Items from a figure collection
---------------

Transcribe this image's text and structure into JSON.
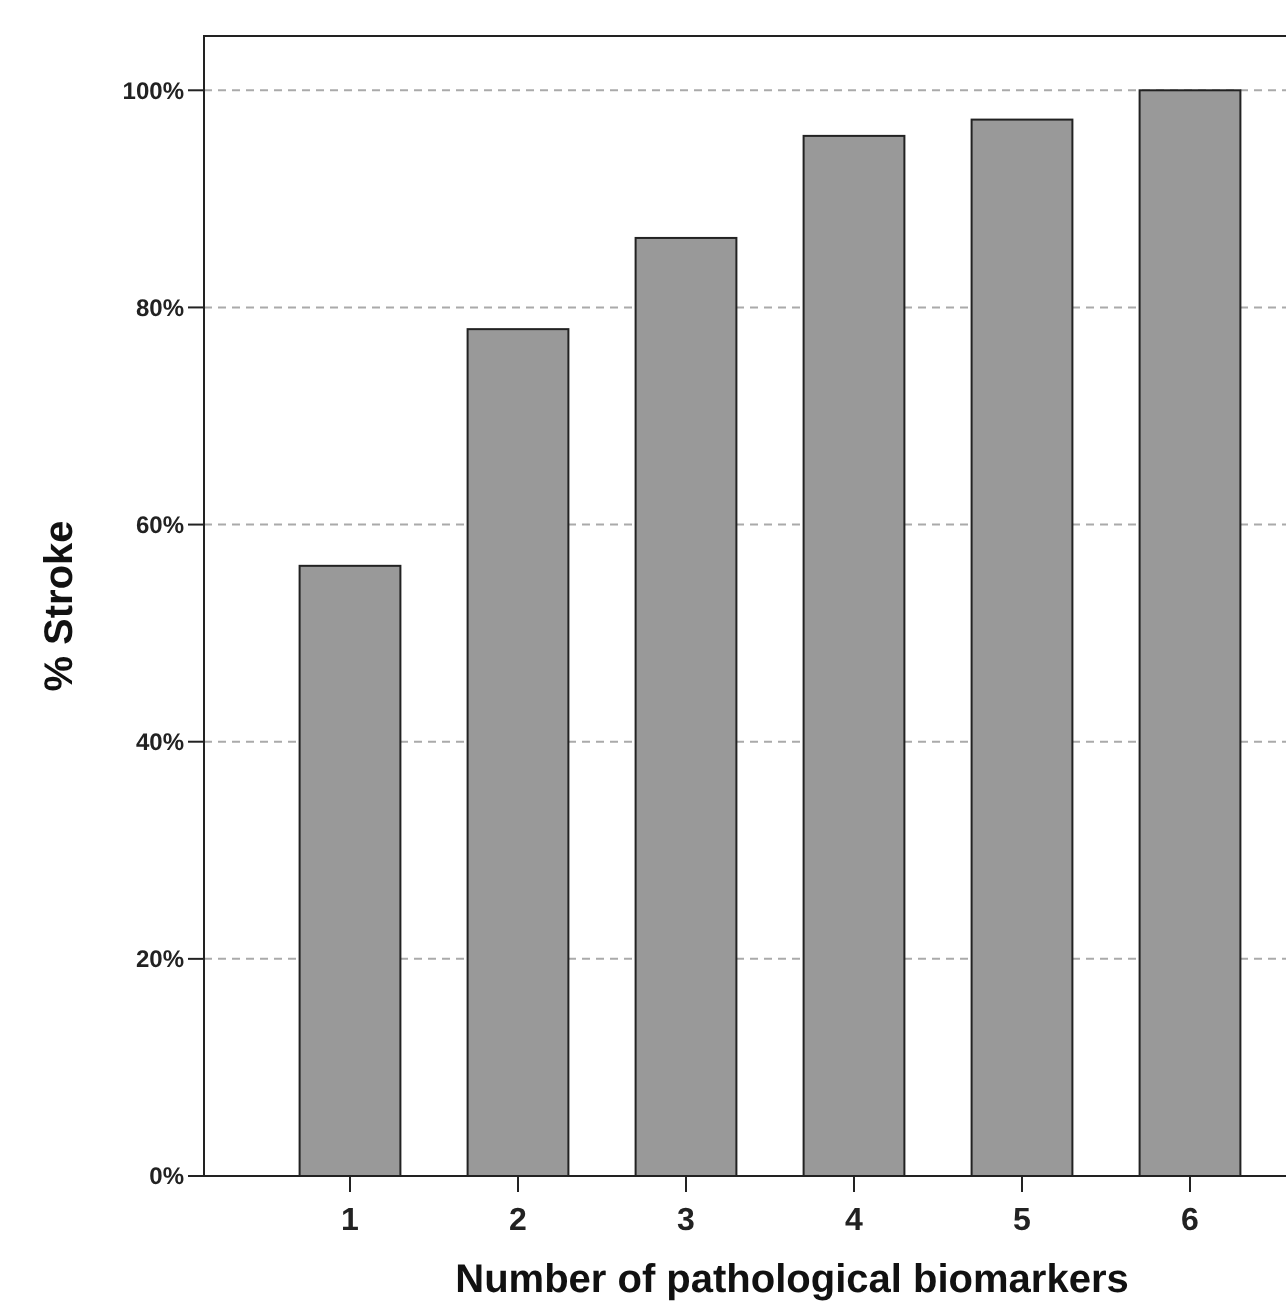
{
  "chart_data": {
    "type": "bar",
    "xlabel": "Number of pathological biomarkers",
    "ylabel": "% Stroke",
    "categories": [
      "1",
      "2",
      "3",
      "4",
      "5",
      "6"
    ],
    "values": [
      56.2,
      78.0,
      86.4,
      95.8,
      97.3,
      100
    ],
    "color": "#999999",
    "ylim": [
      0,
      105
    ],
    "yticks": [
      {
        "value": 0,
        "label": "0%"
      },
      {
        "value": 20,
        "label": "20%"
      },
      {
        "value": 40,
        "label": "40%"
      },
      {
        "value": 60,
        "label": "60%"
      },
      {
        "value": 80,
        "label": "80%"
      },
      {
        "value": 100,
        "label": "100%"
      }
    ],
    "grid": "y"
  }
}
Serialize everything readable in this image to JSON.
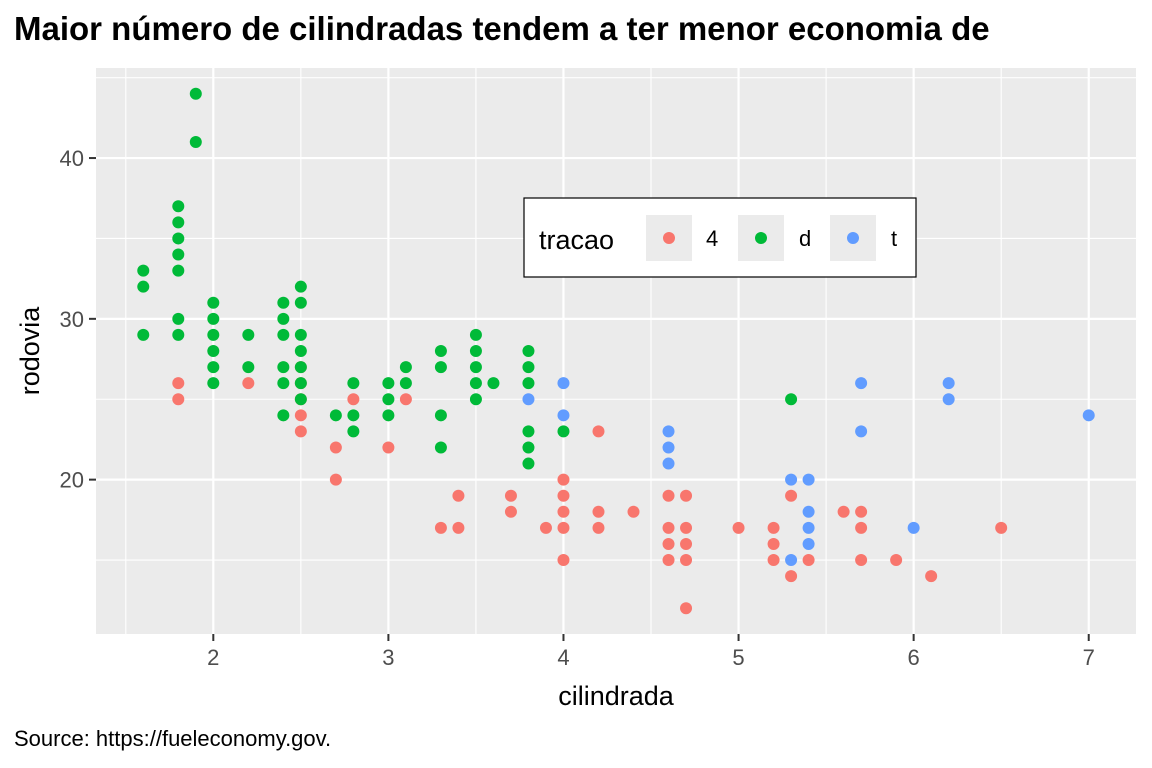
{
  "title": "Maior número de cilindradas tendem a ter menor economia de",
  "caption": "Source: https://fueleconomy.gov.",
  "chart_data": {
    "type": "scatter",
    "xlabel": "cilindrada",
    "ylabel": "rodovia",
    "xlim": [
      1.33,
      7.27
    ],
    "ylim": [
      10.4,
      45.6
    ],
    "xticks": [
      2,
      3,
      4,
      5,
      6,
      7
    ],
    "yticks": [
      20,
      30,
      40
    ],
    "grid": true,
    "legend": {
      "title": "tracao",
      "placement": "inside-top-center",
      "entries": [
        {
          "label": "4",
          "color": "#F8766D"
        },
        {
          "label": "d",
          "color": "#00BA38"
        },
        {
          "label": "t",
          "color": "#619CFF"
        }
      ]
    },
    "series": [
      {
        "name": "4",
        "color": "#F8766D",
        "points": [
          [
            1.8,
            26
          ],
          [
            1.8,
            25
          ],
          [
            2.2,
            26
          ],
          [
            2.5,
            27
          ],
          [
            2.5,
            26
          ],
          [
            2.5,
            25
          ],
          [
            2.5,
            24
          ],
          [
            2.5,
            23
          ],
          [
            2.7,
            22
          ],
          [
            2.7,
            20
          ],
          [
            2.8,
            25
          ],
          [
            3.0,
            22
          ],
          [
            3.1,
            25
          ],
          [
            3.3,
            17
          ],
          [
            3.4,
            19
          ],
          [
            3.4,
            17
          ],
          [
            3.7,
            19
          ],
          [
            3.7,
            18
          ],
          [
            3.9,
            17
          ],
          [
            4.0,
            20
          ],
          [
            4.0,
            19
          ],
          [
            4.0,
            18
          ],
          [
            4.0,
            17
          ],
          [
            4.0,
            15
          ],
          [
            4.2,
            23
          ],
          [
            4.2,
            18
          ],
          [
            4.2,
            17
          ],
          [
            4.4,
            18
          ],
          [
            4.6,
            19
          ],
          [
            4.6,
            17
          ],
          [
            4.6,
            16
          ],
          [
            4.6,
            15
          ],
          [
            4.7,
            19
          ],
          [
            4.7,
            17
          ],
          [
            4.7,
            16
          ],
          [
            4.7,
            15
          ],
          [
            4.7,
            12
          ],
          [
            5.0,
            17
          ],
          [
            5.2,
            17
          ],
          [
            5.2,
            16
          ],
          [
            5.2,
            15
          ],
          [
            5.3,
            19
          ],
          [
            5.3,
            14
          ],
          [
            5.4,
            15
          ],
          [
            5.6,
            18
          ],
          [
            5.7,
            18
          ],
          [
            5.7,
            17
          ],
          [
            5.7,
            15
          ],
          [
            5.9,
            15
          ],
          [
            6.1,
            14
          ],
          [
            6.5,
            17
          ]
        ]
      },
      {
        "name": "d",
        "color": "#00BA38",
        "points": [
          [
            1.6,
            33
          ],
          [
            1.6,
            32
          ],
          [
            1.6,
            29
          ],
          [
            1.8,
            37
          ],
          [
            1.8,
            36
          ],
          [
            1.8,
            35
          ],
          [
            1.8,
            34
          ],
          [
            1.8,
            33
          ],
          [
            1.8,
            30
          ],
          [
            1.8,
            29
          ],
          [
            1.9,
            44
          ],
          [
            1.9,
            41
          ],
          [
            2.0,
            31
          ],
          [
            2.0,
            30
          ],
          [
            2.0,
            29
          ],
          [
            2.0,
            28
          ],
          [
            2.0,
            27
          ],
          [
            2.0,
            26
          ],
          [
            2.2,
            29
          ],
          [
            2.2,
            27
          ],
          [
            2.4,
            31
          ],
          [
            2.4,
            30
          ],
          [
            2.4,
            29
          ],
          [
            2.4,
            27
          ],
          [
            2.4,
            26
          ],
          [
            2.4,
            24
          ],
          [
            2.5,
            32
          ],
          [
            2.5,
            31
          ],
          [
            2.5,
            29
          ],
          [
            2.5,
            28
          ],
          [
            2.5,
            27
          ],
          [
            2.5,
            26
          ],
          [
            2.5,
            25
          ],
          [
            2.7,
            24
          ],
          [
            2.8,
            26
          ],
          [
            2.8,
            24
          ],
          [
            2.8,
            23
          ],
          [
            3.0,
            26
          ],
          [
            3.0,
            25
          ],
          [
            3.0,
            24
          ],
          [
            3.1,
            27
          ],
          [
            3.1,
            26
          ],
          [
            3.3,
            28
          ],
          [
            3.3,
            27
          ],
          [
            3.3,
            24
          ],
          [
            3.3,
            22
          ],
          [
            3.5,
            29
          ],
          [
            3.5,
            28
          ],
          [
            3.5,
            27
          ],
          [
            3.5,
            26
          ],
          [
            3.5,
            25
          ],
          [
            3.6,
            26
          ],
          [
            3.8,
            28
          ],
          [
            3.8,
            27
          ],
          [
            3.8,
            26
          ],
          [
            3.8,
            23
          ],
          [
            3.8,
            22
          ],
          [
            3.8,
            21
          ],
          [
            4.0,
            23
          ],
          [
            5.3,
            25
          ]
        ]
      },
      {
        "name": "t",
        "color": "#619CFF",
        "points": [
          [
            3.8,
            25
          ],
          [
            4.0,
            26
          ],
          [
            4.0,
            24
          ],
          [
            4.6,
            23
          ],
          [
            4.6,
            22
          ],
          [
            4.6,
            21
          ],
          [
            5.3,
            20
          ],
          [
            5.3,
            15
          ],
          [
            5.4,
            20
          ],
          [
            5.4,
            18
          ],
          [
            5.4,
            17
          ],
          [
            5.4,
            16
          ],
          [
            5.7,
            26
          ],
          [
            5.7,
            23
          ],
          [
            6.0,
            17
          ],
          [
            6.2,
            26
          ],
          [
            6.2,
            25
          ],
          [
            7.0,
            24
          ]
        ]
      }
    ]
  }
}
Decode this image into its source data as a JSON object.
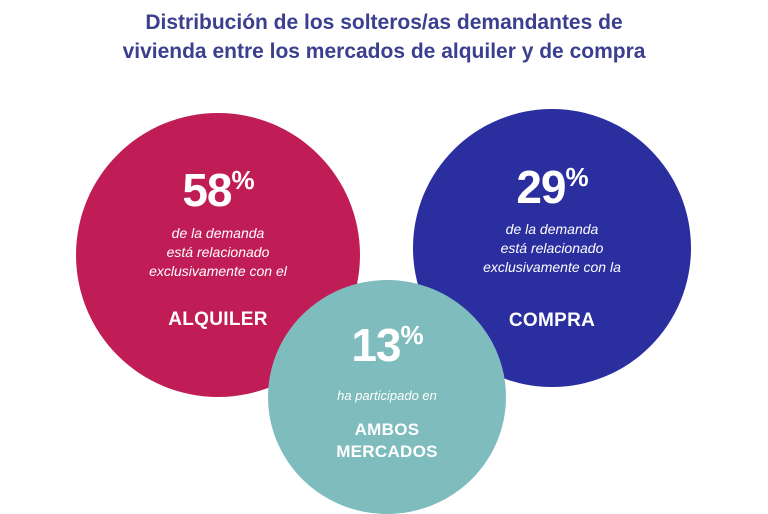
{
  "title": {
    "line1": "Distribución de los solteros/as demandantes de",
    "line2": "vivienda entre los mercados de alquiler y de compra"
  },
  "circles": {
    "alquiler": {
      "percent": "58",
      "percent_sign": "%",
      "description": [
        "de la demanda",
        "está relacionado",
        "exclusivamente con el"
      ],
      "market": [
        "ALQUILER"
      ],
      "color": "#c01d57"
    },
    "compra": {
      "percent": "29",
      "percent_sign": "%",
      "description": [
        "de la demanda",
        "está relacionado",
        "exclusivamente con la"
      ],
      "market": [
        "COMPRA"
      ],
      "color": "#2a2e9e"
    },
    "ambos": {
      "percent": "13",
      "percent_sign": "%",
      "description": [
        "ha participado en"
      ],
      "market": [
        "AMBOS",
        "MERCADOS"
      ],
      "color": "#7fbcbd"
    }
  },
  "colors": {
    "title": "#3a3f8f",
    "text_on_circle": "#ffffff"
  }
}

---------------

The entries above are to be returned exactly, without their pictures.

Transcribe this image's text and structure into JSON.
{
  "chart_data": {
    "type": "bar",
    "xlabel": "Number of pathological biomarkers",
    "ylabel": "% Stroke",
    "categories": [
      "1",
      "2",
      "3",
      "4",
      "5",
      "6"
    ],
    "values": [
      56.2,
      78.0,
      86.4,
      95.8,
      97.3,
      100
    ],
    "color": "#999999",
    "ylim": [
      0,
      105
    ],
    "yticks": [
      {
        "value": 0,
        "label": "0%"
      },
      {
        "value": 20,
        "label": "20%"
      },
      {
        "value": 40,
        "label": "40%"
      },
      {
        "value": 60,
        "label": "60%"
      },
      {
        "value": 80,
        "label": "80%"
      },
      {
        "value": 100,
        "label": "100%"
      }
    ],
    "grid": "y"
  }
}
Serialize everything readable in this image to JSON.
{
  "title": "Maior número de cilindradas tendem a ter menor economia de",
  "caption": "Source: https://fueleconomy.gov.",
  "chart_data": {
    "type": "scatter",
    "xlabel": "cilindrada",
    "ylabel": "rodovia",
    "xlim": [
      1.33,
      7.27
    ],
    "ylim": [
      10.4,
      45.6
    ],
    "xticks": [
      2,
      3,
      4,
      5,
      6,
      7
    ],
    "yticks": [
      20,
      30,
      40
    ],
    "grid": true,
    "legend": {
      "title": "tracao",
      "placement": "inside-top-center",
      "entries": [
        {
          "label": "4",
          "color": "#F8766D"
        },
        {
          "label": "d",
          "color": "#00BA38"
        },
        {
          "label": "t",
          "color": "#619CFF"
        }
      ]
    },
    "series": [
      {
        "name": "4",
        "color": "#F8766D",
        "points": [
          [
            1.8,
            26
          ],
          [
            1.8,
            25
          ],
          [
            2.2,
            26
          ],
          [
            2.5,
            27
          ],
          [
            2.5,
            26
          ],
          [
            2.5,
            25
          ],
          [
            2.5,
            24
          ],
          [
            2.5,
            23
          ],
          [
            2.7,
            22
          ],
          [
            2.7,
            20
          ],
          [
            2.8,
            25
          ],
          [
            3.0,
            22
          ],
          [
            3.1,
            25
          ],
          [
            3.3,
            17
          ],
          [
            3.4,
            19
          ],
          [
            3.4,
            17
          ],
          [
            3.7,
            19
          ],
          [
            3.7,
            18
          ],
          [
            3.9,
            17
          ],
          [
            4.0,
            20
          ],
          [
            4.0,
            19
          ],
          [
            4.0,
            18
          ],
          [
            4.0,
            17
          ],
          [
            4.0,
            15
          ],
          [
            4.2,
            23
          ],
          [
            4.2,
            18
          ],
          [
            4.2,
            17
          ],
          [
            4.4,
            18
          ],
          [
            4.6,
            19
          ],
          [
            4.6,
            17
          ],
          [
            4.6,
            16
          ],
          [
            4.6,
            15
          ],
          [
            4.7,
            19
          ],
          [
            4.7,
            17
          ],
          [
            4.7,
            16
          ],
          [
            4.7,
            15
          ],
          [
            4.7,
            12
          ],
          [
            5.0,
            17
          ],
          [
            5.2,
            17
          ],
          [
            5.2,
            16
          ],
          [
            5.2,
            15
          ],
          [
            5.3,
            19
          ],
          [
            5.3,
            14
          ],
          [
            5.4,
            15
          ],
          [
            5.6,
            18
          ],
          [
            5.7,
            18
          ],
          [
            5.7,
            17
          ],
          [
            5.7,
            15
          ],
          [
            5.9,
            15
          ],
          [
            6.1,
            14
          ],
          [
            6.5,
            17
          ]
        ]
      },
      {
        "name": "d",
        "color": "#00BA38",
        "points": [
          [
            1.6,
            33
          ],
          [
            1.6,
            32
          ],
          [
            1.6,
            29
          ],
          [
            1.8,
            37
          ],
          [
            1.8,
            36
          ],
          [
            1.8,
            35
          ],
          [
            1.8,
            34
          ],
          [
            1.8,
            33
          ],
          [
            1.8,
            30
          ],
          [
            1.8,
            29
          ],
          [
            1.9,
            44
          ],
          [
            1.9,
            41
          ],
          [
            2.0,
            31
          ],
          [
            2.0,
            30
          ],
          [
            2.0,
            29
          ],
          [
            2.0,
            28
          ],
          [
            2.0,
            27
          ],
          [
            2.0,
            26
          ],
          [
            2.2,
            29
          ],
          [
            2.2,
            27
          ],
          [
            2.4,
            31
          ],
          [
            2.4,
            30
          ],
          [
            2.4,
            29
          ],
          [
            2.4,
            27
          ],
          [
            2.4,
            26
          ],
          [
            2.4,
            24
          ],
          [
            2.5,
            32
          ],
          [
            2.5,
            31
          ],
          [
            2.5,
            29
          ],
          [
            2.5,
            28
          ],
          [
            2.5,
            27
          ],
          [
            2.5,
            26
          ],
          [
            2.5,
            25
          ],
          [
            2.7,
            24
          ],
          [
            2.8,
            26
          ],
          [
            2.8,
            24
          ],
          [
            2.8,
            23
          ],
          [
            3.0,
            26
          ],
          [
            3.0,
            25
          ],
          [
            3.0,
            24
          ],
          [
            3.1,
            27
          ],
          [
            3.1,
            26
          ],
          [
            3.3,
            28
          ],
          [
            3.3,
            27
          ],
          [
            3.3,
            24
          ],
          [
            3.3,
            22
          ],
          [
            3.5,
            29
          ],
          [
            3.5,
            28
          ],
          [
            3.5,
            27
          ],
          [
            3.5,
            26
          ],
          [
            3.5,
            25
          ],
          [
            3.6,
            26
          ],
          [
            3.8,
            28
          ],
          [
            3.8,
            27
          ],
          [
            3.8,
            26
          ],
          [
            3.8,
            23
          ],
          [
            3.8,
            22
          ],
          [
            3.8,
            21
          ],
          [
            4.0,
            23
          ],
          [
            5.3,
            25
          ]
        ]
      },
      {
        "name": "t",
        "color": "#619CFF",
        "points": [
          [
            3.8,
            25
          ],
          [
            4.0,
            26
          ],
          [
            4.0,
            24
          ],
          [
            4.6,
            23
          ],
          [
            4.6,
            22
          ],
          [
            4.6,
            21
          ],
          [
            5.3,
            20
          ],
          [
            5.3,
            15
          ],
          [
            5.4,
            20
          ],
          [
            5.4,
            18
          ],
          [
            5.4,
            17
          ],
          [
            5.4,
            16
          ],
          [
            5.7,
            26
          ],
          [
            5.7,
            23
          ],
          [
            6.0,
            17
          ],
          [
            6.2,
            26
          ],
          [
            6.2,
            25
          ],
          [
            7.0,
            24
          ]
        ]
      }
    ]
  }
}
Decode this image into its source data as a JSON object.
{
  "title": {
    "line1": "Distribución de los solteros/as demandantes de",
    "line2": "vivienda entre los mercados de alquiler y de compra"
  },
  "circles": {
    "alquiler": {
      "percent": "58",
      "percent_sign": "%",
      "description": [
        "de la demanda",
        "está relacionado",
        "exclusivamente con el"
      ],
      "market": [
        "ALQUILER"
      ],
      "color": "#c01d57"
    },
    "compra": {
      "percent": "29",
      "percent_sign": "%",
      "description": [
        "de la demanda",
        "está relacionado",
        "exclusivamente con la"
      ],
      "market": [
        "COMPRA"
      ],
      "color": "#2a2e9e"
    },
    "ambos": {
      "percent": "13",
      "percent_sign": "%",
      "description": [
        "ha participado en"
      ],
      "market": [
        "AMBOS",
        "MERCADOS"
      ],
      "color": "#7fbcbd"
    }
  },
  "colors": {
    "title": "#3a3f8f",
    "text_on_circle": "#ffffff"
  }
}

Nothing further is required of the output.